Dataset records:

^^^^^^^^^^^^^^^^

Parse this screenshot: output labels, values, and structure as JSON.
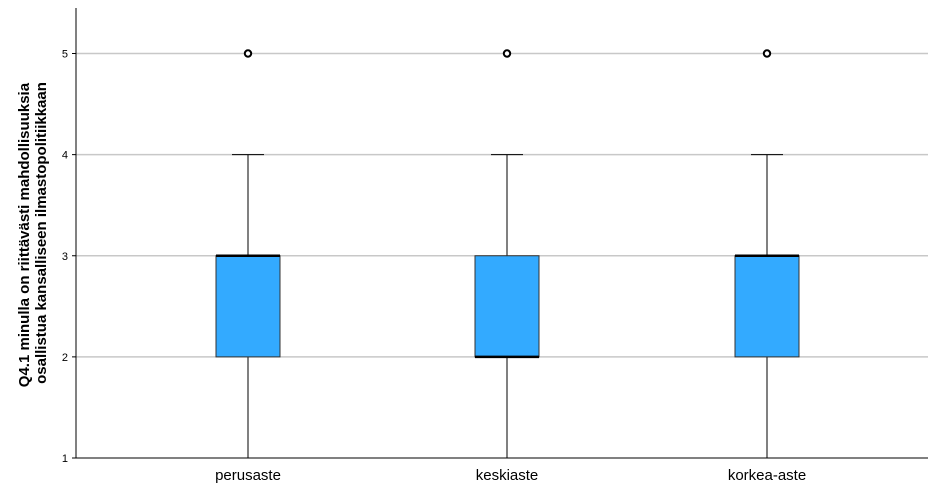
{
  "chart_data": {
    "type": "box",
    "categories": [
      "perusaste",
      "keskiaste",
      "korkea-aste"
    ],
    "ylabel_lines": [
      "Q4.1 minulla on riittävästi mahdollisuuksia",
      "osallistua kansalliseen ilmastopolitiikkaan"
    ],
    "ylim": [
      1,
      5.45
    ],
    "yticks": [
      "1",
      "2",
      "3",
      "4",
      "5"
    ],
    "grid": true,
    "box_color": "#33aaff",
    "boxes": [
      {
        "category": "perusaste",
        "whisker_low": 1,
        "q1": 2,
        "median": 3,
        "q3": 3,
        "whisker_high": 4,
        "outliers": [
          5
        ]
      },
      {
        "category": "keskiaste",
        "whisker_low": 1,
        "q1": 2,
        "median": 2,
        "q3": 3,
        "whisker_high": 4,
        "outliers": [
          5
        ]
      },
      {
        "category": "korkea-aste",
        "whisker_low": 1,
        "q1": 2,
        "median": 3,
        "q3": 3,
        "whisker_high": 4,
        "outliers": [
          5
        ]
      }
    ]
  }
}
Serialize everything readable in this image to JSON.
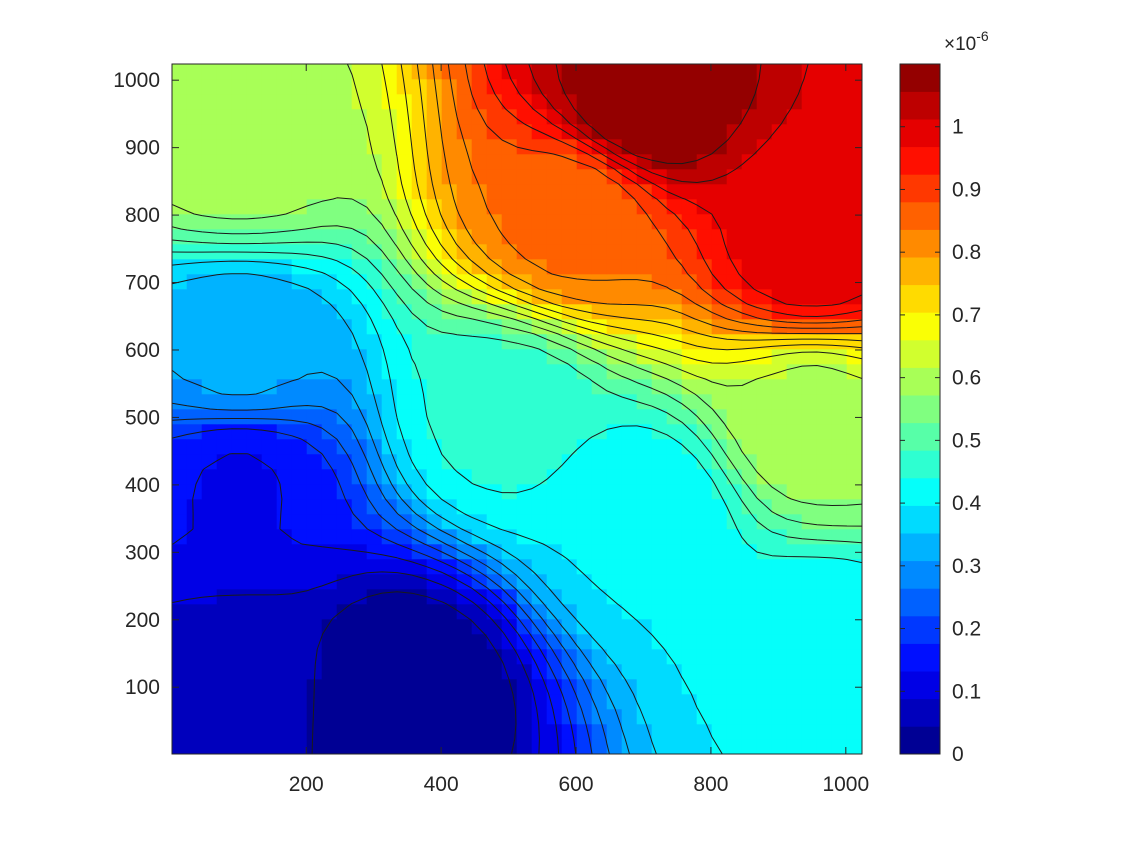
{
  "chart_data": {
    "type": "contourf",
    "title": "",
    "xlabel": "",
    "ylabel": "",
    "colormap": "jet",
    "xlim": [
      1,
      1024
    ],
    "ylim": [
      1,
      1024
    ],
    "xticks": [
      200,
      400,
      600,
      800,
      1000
    ],
    "xtick_labels": [
      "200",
      "400",
      "600",
      "800",
      "1000"
    ],
    "yticks": [
      100,
      200,
      300,
      400,
      500,
      600,
      700,
      800,
      900,
      1000
    ],
    "ytick_labels": [
      "100",
      "200",
      "300",
      "400",
      "500",
      "600",
      "700",
      "800",
      "900",
      "1000"
    ],
    "colorbar": {
      "clim": [
        0,
        1.1e-06
      ],
      "ticks": [
        0,
        0.1,
        0.2,
        0.3,
        0.4,
        0.5,
        0.6,
        0.7,
        0.8,
        0.9,
        1.0
      ],
      "tick_labels": [
        "0",
        "0.1",
        "0.2",
        "0.3",
        "0.4",
        "0.5",
        "0.6",
        "0.7",
        "0.8",
        "0.9",
        "1"
      ],
      "exponent_base": "×10",
      "exponent_power": "-6"
    },
    "contour_levels": 25,
    "field_description_points": [
      {
        "x": 350,
        "y": 100,
        "value": 0.0
      },
      {
        "x": 100,
        "y": 100,
        "value": 0.06
      },
      {
        "x": 100,
        "y": 400,
        "value": 0.13
      },
      {
        "x": 100,
        "y": 600,
        "value": 0.32
      },
      {
        "x": 100,
        "y": 900,
        "value": 0.6
      },
      {
        "x": 500,
        "y": 500,
        "value": 0.45
      },
      {
        "x": 700,
        "y": 350,
        "value": 0.4
      },
      {
        "x": 950,
        "y": 150,
        "value": 0.4
      },
      {
        "x": 950,
        "y": 500,
        "value": 0.6
      },
      {
        "x": 600,
        "y": 800,
        "value": 0.85
      },
      {
        "x": 700,
        "y": 970,
        "value": 1.1
      },
      {
        "x": 950,
        "y": 750,
        "value": 1.0
      }
    ]
  }
}
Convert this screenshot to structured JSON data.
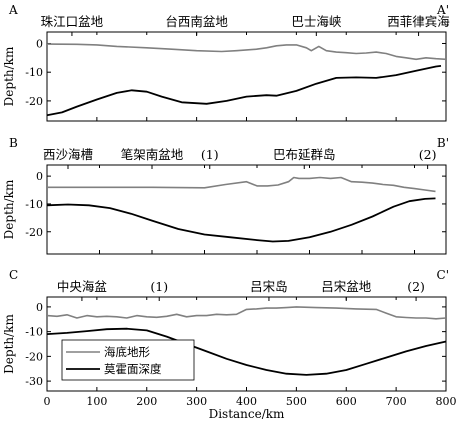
{
  "chart_data": {
    "type": "line",
    "xlabel": "Distance/km",
    "x_ticks": [
      0,
      100,
      200,
      300,
      400,
      500,
      600,
      700,
      800
    ],
    "legend": {
      "placement": "bottom-left of bottom panel",
      "items": [
        {
          "label": "海底地形",
          "color": "#808080"
        },
        {
          "label": "莫霍面深度",
          "color": "#000000"
        }
      ]
    },
    "panels": [
      {
        "id": "A",
        "start_label": "A",
        "end_label": "A'",
        "ylabel": "Depth/km",
        "y_ticks": [
          0,
          -10,
          -20
        ],
        "ylim": [
          -27,
          4
        ],
        "xlim": [
          0,
          800
        ],
        "place_labels": [
          {
            "text": "珠江口盆地",
            "x": 50
          },
          {
            "text": "台西南盆地",
            "x": 300
          },
          {
            "text": "巴士海峡",
            "x": 540
          },
          {
            "text": "西菲律宾海",
            "x": 745
          }
        ],
        "series": [
          {
            "name": "海底地形",
            "color": "#808080",
            "x": [
              0,
              60,
              100,
              140,
              200,
              250,
              300,
              350,
              380,
              420,
              440,
              460,
              480,
              500,
              520,
              530,
              545,
              560,
              580,
              600,
              620,
              640,
              660,
              680,
              700,
              720,
              740,
              760,
              780,
              800
            ],
            "y": [
              -0.2,
              -0.3,
              -0.5,
              -1.0,
              -1.5,
              -2.0,
              -2.5,
              -2.8,
              -2.5,
              -2.0,
              -1.5,
              -0.8,
              -0.5,
              -0.5,
              -1.5,
              -2.5,
              -1.0,
              -2.5,
              -3.0,
              -3.2,
              -3.5,
              -3.3,
              -3.0,
              -3.5,
              -4.5,
              -5.0,
              -5.5,
              -5.0,
              -5.3,
              -5.5
            ]
          },
          {
            "name": "莫霍面深度",
            "color": "#000000",
            "x": [
              0,
              30,
              60,
              100,
              140,
              170,
              200,
              230,
              270,
              320,
              360,
              400,
              440,
              460,
              500,
              540,
              580,
              620,
              660,
              700,
              740,
              780,
              790
            ],
            "y": [
              -25,
              -24,
              -22,
              -19.5,
              -17.2,
              -16.3,
              -16.8,
              -18.5,
              -20.5,
              -21,
              -20,
              -18.5,
              -18,
              -18.2,
              -16.5,
              -14,
              -12,
              -11.8,
              -12,
              -11,
              -9.5,
              -8,
              -7.8
            ]
          }
        ]
      },
      {
        "id": "B",
        "start_label": "B",
        "end_label": "B'",
        "ylabel": "Depth/km",
        "y_ticks": [
          0,
          -10,
          -20
        ],
        "ylim": [
          -28,
          4
        ],
        "xlim": [
          0,
          760
        ],
        "place_labels": [
          {
            "text": "西沙海槽",
            "x": 40
          },
          {
            "text": "笔架南盆地",
            "x": 200
          },
          {
            "text": "(1)",
            "x": 310
          },
          {
            "text": "巴布延群岛",
            "x": 490
          },
          {
            "text": "(2)",
            "x": 725
          }
        ],
        "series": [
          {
            "name": "海底地形",
            "color": "#808080",
            "x": [
              0,
              100,
              200,
              300,
              340,
              380,
              400,
              420,
              440,
              460,
              470,
              480,
              500,
              520,
              540,
              560,
              580,
              600,
              620,
              640,
              660,
              680,
              700,
              720,
              740
            ],
            "y": [
              -4,
              -4,
              -4,
              -4.2,
              -3,
              -2,
              -3.5,
              -3.5,
              -3.2,
              -2,
              -0.5,
              -0.8,
              -0.8,
              -0.5,
              -0.8,
              -0.5,
              -2,
              -2.2,
              -2.5,
              -3,
              -3.3,
              -4,
              -4.5,
              -5,
              -5.5
            ]
          },
          {
            "name": "莫霍面深度",
            "color": "#000000",
            "x": [
              0,
              40,
              80,
              120,
              160,
              200,
              250,
              300,
              350,
              400,
              430,
              460,
              500,
              540,
              580,
              620,
              660,
              690,
              720,
              740
            ],
            "y": [
              -10.5,
              -10.2,
              -10.5,
              -11.5,
              -13.5,
              -16,
              -19,
              -21,
              -22,
              -23,
              -23.5,
              -23.3,
              -22,
              -20,
              -17.5,
              -14.5,
              -11,
              -9,
              -8.2,
              -8
            ]
          }
        ]
      },
      {
        "id": "C",
        "start_label": "C",
        "end_label": "C'",
        "ylabel": "Depth/km",
        "y_ticks": [
          0,
          -10,
          -20,
          -30
        ],
        "ylim": [
          -34,
          4
        ],
        "xlim": [
          0,
          800
        ],
        "place_labels": [
          {
            "text": "中央海盆",
            "x": 70
          },
          {
            "text": "(1)",
            "x": 225
          },
          {
            "text": "吕宋岛",
            "x": 445
          },
          {
            "text": "吕宋盆地",
            "x": 600
          },
          {
            "text": "(2)",
            "x": 740
          }
        ],
        "series": [
          {
            "name": "海底地形",
            "color": "#808080",
            "x": [
              0,
              20,
              40,
              60,
              80,
              100,
              120,
              140,
              160,
              180,
              200,
              220,
              240,
              260,
              280,
              300,
              320,
              340,
              360,
              380,
              400,
              420,
              440,
              460,
              480,
              500,
              540,
              580,
              620,
              660,
              680,
              700,
              720,
              740,
              760,
              780,
              800
            ],
            "y": [
              -3.5,
              -3.8,
              -3.2,
              -4.5,
              -3.5,
              -4,
              -3.8,
              -4,
              -4.5,
              -3.5,
              -4,
              -4.2,
              -3.8,
              -3,
              -4,
              -3.5,
              -3.5,
              -3,
              -3.2,
              -3,
              -1,
              -0.8,
              -0.5,
              -0.5,
              -0.3,
              0,
              -0.3,
              -0.5,
              -0.8,
              -1,
              -2.5,
              -4,
              -4.3,
              -4.5,
              -4.5,
              -4.8,
              -4.5
            ]
          },
          {
            "name": "莫霍面深度",
            "color": "#000000",
            "x": [
              0,
              40,
              80,
              120,
              160,
              200,
              240,
              280,
              320,
              360,
              400,
              440,
              480,
              520,
              560,
              600,
              640,
              680,
              720,
              760,
              800
            ],
            "y": [
              -11,
              -10.5,
              -9.8,
              -9,
              -8.8,
              -9.5,
              -12,
              -15,
              -18,
              -21,
              -23.5,
              -25.5,
              -27,
              -27.5,
              -27,
              -25.5,
              -23,
              -20.5,
              -18,
              -15.8,
              -14
            ]
          }
        ]
      }
    ]
  }
}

^^^^^^^^^^^^^^^^

- **AIM**
Return every line of the preceding records in which the word "JSON" appears.

- **TASK SOLUTION**
Parse this screenshot: output labels, values, and structure as JSON.
Serialize everything readable in this image to JSON.
Convert this screenshot to structured JSON data.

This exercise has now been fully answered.